*Prompt*: Your task is to filter the entries and copy every line containing the string "Soluble".

*Data under study*:
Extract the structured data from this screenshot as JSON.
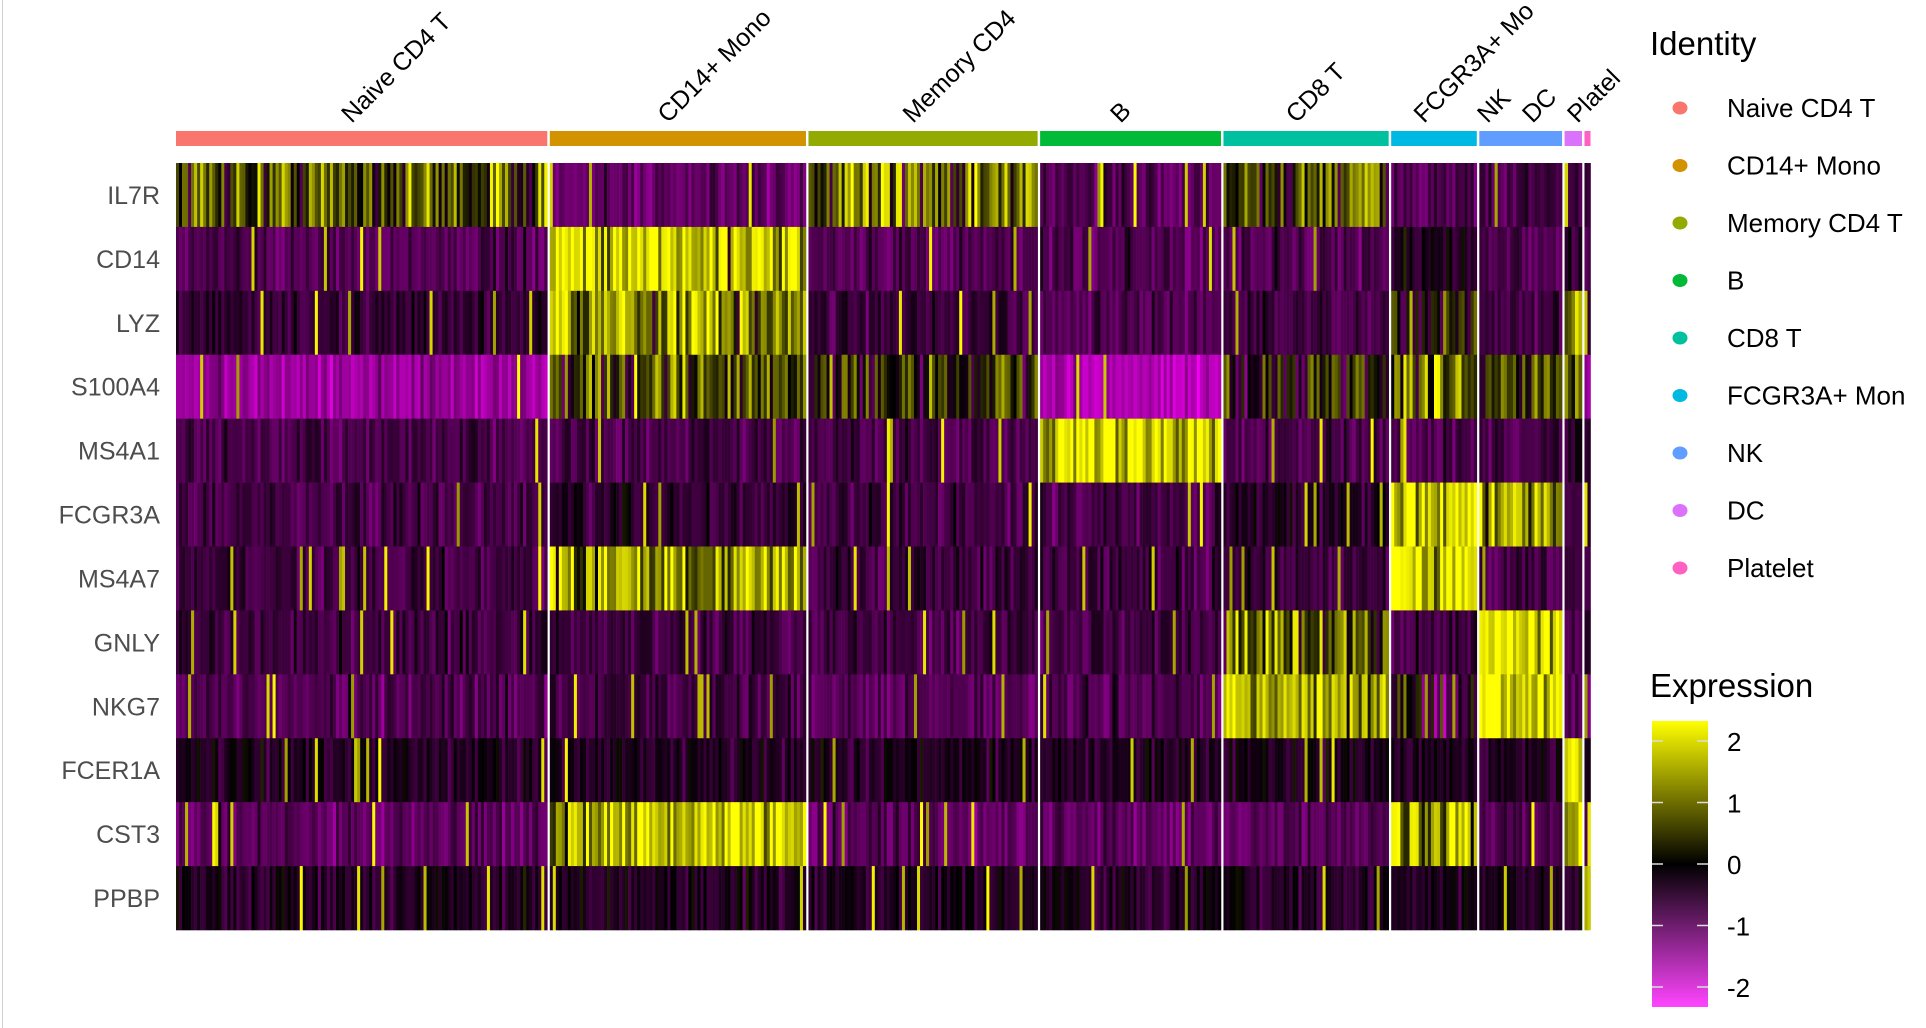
{
  "chart_data": {
    "type": "heatmap",
    "groups": [
      "Naive CD4 T",
      "CD14+ Mono",
      "Memory CD4 T",
      "B",
      "CD8 T",
      "FCGR3A+ Mono",
      "NK",
      "DC",
      "Platelet"
    ],
    "group_labels_shown": [
      "Naive CD4 T",
      "CD14+ Mono",
      "Memory CD4",
      "B",
      "CD8 T",
      "FCGR3A+ Mo",
      "NK",
      "DC",
      "Platel"
    ],
    "group_colors": [
      "#F8766D",
      "#D39200",
      "#93AA00",
      "#00BA38",
      "#00C19F",
      "#00B9E3",
      "#619CFF",
      "#DB72FB",
      "#FF61C3"
    ],
    "group_cell_fraction": [
      0.263,
      0.182,
      0.163,
      0.129,
      0.118,
      0.062,
      0.06,
      0.014,
      0.006
    ],
    "genes": [
      "IL7R",
      "CD14",
      "LYZ",
      "S100A4",
      "MS4A1",
      "FCGR3A",
      "MS4A7",
      "GNLY",
      "NKG7",
      "FCER1A",
      "CST3",
      "PPBP"
    ],
    "mean_expression": [
      [
        0.8,
        -1.0,
        0.9,
        -0.8,
        0.5,
        -0.8,
        -0.7,
        -0.8,
        -0.8
      ],
      [
        -0.8,
        2.0,
        -0.8,
        -0.8,
        -0.8,
        -0.3,
        -0.8,
        -0.5,
        -0.8
      ],
      [
        -0.5,
        1.5,
        -0.5,
        -0.8,
        -0.6,
        0.3,
        -0.6,
        1.4,
        -0.6
      ],
      [
        -1.5,
        0.6,
        0.3,
        -1.8,
        0.3,
        1.0,
        0.4,
        0.8,
        -1.5
      ],
      [
        -0.7,
        -0.7,
        -0.7,
        2.2,
        -0.7,
        -0.7,
        -0.7,
        -0.5,
        -0.7
      ],
      [
        -0.7,
        -0.5,
        -0.7,
        -0.7,
        -0.3,
        2.3,
        1.5,
        -0.7,
        -0.7
      ],
      [
        -0.6,
        1.5,
        -0.6,
        -0.6,
        -0.6,
        2.2,
        -0.7,
        -0.5,
        -0.6
      ],
      [
        -0.6,
        -0.6,
        -0.6,
        -0.6,
        1.0,
        -0.6,
        2.4,
        -0.6,
        -0.6
      ],
      [
        -0.8,
        -0.6,
        -0.8,
        -0.8,
        1.6,
        -0.2,
        2.4,
        -0.8,
        -0.8
      ],
      [
        -0.3,
        -0.3,
        -0.3,
        -0.3,
        -0.3,
        -0.3,
        -0.3,
        2.2,
        -0.3
      ],
      [
        -0.9,
        1.8,
        -0.9,
        -0.9,
        -0.9,
        1.6,
        -0.8,
        1.8,
        -0.9
      ],
      [
        -0.3,
        -0.3,
        -0.3,
        -0.3,
        -0.3,
        -0.3,
        -0.3,
        -0.3,
        2.4
      ]
    ],
    "color_scale": {
      "low": "#FF00FF",
      "mid": "#000000",
      "high": "#FFFF00",
      "range": [
        -2.5,
        2.5
      ]
    },
    "legend": {
      "identity_title": "Identity",
      "identity_items": [
        "Naive CD4 T",
        "CD14+ Mono",
        "Memory CD4 T",
        "B",
        "CD8 T",
        "FCGR3A+ Mon",
        "NK",
        "DC",
        "Platelet"
      ],
      "expression_title": "Expression",
      "expression_ticks": [
        "2",
        "1",
        "0",
        "-1",
        "-2"
      ],
      "expression_tick_values": [
        2,
        1,
        0,
        -1,
        -2
      ],
      "placement": "right"
    }
  }
}
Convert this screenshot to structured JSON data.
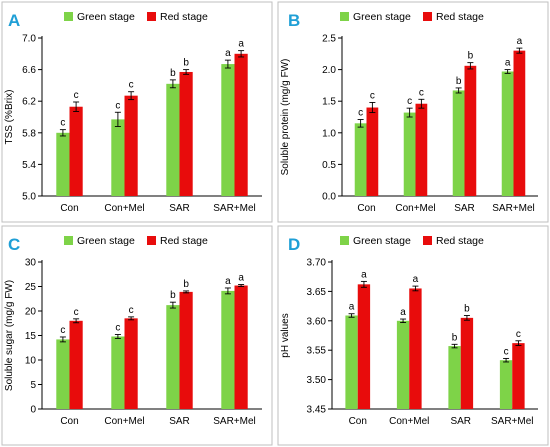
{
  "colors": {
    "green": "#7ed348",
    "red": "#e80c0c"
  },
  "chart_data": [
    {
      "type": "bar",
      "panel": "A",
      "categories": [
        "Con",
        "Con+Mel",
        "SAR",
        "SAR+Mel"
      ],
      "ylabel": "TSS (%Brix)",
      "ylim": [
        5.0,
        7.0
      ],
      "yticks": [
        "5.0",
        "5.4",
        "5.8",
        "6.2",
        "6.6",
        "7.0"
      ],
      "series": [
        {
          "name": "Green stage",
          "values": [
            5.8,
            5.97,
            6.42,
            6.67
          ],
          "errors": [
            0.04,
            0.09,
            0.05,
            0.05
          ],
          "labels": [
            "c",
            "c",
            "b",
            "a"
          ]
        },
        {
          "name": "Red stage",
          "values": [
            6.13,
            6.27,
            6.57,
            6.8
          ],
          "errors": [
            0.06,
            0.05,
            0.03,
            0.04
          ],
          "labels": [
            "c",
            "c",
            "b",
            "a"
          ]
        }
      ]
    },
    {
      "type": "bar",
      "panel": "B",
      "categories": [
        "Con",
        "Con+Mel",
        "SAR",
        "SAR+Mel"
      ],
      "ylabel": "Soluble protein (mg/g FW)",
      "ylim": [
        0.0,
        2.5
      ],
      "yticks": [
        "0.0",
        "0.5",
        "1.0",
        "1.5",
        "2.0",
        "2.5"
      ],
      "series": [
        {
          "name": "Green stage",
          "values": [
            1.15,
            1.32,
            1.67,
            1.97
          ],
          "errors": [
            0.06,
            0.07,
            0.04,
            0.03
          ],
          "labels": [
            "c",
            "c",
            "b",
            "a"
          ]
        },
        {
          "name": "Red stage",
          "values": [
            1.4,
            1.46,
            2.06,
            2.3
          ],
          "errors": [
            0.08,
            0.07,
            0.05,
            0.04
          ],
          "labels": [
            "c",
            "c",
            "b",
            "a"
          ]
        }
      ]
    },
    {
      "type": "bar",
      "panel": "C",
      "categories": [
        "Con",
        "Con+Mel",
        "SAR",
        "SAR+Mel"
      ],
      "ylabel": "Soluble sugar (mg/g FW)",
      "ylim": [
        0,
        30
      ],
      "yticks": [
        "0",
        "5",
        "10",
        "15",
        "20",
        "25",
        "30"
      ],
      "series": [
        {
          "name": "Green stage",
          "values": [
            14.2,
            14.8,
            21.2,
            24.1
          ],
          "errors": [
            0.5,
            0.4,
            0.6,
            0.6
          ],
          "labels": [
            "c",
            "c",
            "b",
            "a"
          ]
        },
        {
          "name": "Red stage",
          "values": [
            18.0,
            18.5,
            23.9,
            25.2
          ],
          "errors": [
            0.4,
            0.3,
            0.2,
            0.2
          ],
          "labels": [
            "c",
            "c",
            "b",
            "a"
          ]
        }
      ]
    },
    {
      "type": "bar",
      "panel": "D",
      "categories": [
        "Con",
        "Con+Mel",
        "SAR",
        "SAR+Mel"
      ],
      "ylabel": "pH values",
      "ylim": [
        3.45,
        3.7
      ],
      "yticks": [
        "3.45",
        "3.50",
        "3.55",
        "3.60",
        "3.65",
        "3.70"
      ],
      "series": [
        {
          "name": "Green stage",
          "values": [
            3.609,
            3.6,
            3.557,
            3.533
          ],
          "errors": [
            0.003,
            0.003,
            0.003,
            0.003
          ],
          "labels": [
            "a",
            "a",
            "b",
            "c"
          ]
        },
        {
          "name": "Red stage",
          "values": [
            3.662,
            3.655,
            3.605,
            3.562
          ],
          "errors": [
            0.005,
            0.004,
            0.004,
            0.004
          ],
          "labels": [
            "a",
            "a",
            "b",
            "c"
          ]
        }
      ]
    }
  ]
}
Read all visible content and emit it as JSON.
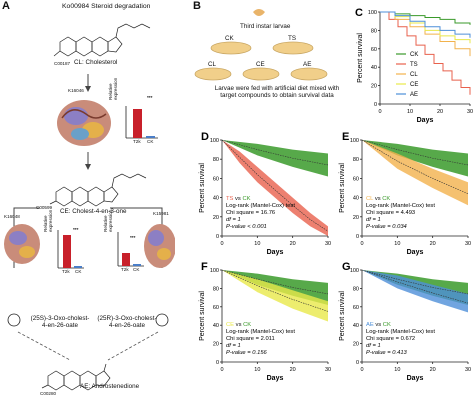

*Written solution*:
      "ylabel": "Soluble protein (mg/g FW)",
      "ylabel": "Soluble sugar (mg/g FW)",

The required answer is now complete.